Read the lines below. Copy out any that hold the string "into".

Source records
※

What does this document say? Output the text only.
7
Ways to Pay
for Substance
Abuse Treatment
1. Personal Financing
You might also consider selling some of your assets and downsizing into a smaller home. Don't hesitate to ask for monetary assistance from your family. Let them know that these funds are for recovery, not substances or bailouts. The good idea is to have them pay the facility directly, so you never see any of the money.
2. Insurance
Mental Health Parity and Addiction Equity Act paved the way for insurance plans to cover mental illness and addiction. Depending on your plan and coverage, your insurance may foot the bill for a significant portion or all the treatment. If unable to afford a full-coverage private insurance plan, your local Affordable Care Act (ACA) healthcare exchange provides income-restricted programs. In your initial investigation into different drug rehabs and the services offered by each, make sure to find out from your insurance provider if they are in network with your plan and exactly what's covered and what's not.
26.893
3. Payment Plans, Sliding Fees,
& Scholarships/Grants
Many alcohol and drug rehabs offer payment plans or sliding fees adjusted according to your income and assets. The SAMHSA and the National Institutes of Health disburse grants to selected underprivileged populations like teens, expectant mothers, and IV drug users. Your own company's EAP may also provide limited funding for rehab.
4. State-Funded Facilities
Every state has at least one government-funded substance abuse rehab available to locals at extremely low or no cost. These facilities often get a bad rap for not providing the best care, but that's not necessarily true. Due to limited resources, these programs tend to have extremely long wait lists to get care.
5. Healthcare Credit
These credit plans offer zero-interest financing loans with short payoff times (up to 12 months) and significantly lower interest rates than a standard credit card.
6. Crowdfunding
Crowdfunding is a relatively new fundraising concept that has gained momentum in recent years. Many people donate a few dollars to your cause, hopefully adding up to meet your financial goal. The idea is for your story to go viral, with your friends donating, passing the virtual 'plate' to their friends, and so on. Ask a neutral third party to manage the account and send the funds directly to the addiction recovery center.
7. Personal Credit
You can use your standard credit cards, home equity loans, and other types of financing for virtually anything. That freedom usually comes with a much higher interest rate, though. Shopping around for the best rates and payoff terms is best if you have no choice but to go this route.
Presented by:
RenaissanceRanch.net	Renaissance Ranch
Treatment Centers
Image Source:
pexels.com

※

## [Response to this exercise]
You might also consider selling some of your assets and downsizing into a smaller home. Don't hesitate to ask for monetary assistance from your family. Let them know that these funds are for recovery, not substances or bailouts. The good idea is to have them pay the facility directly, so you never see any of the money.
Mental Health Parity and Addiction Equity Act paved the way for insurance plans to cover mental illness and addiction. Depending on your plan and coverage, your insurance may foot the bill for a significant portion or all the treatment. If unable to afford a full-coverage private insurance plan, your local Affordable Care Act (ACA) healthcare exchange provides income-restricted programs. In your initial investigation into different drug rehabs and the services offered by each, make sure to find out from your insurance provider if they are in network with your plan and exactly what's covered and what's not.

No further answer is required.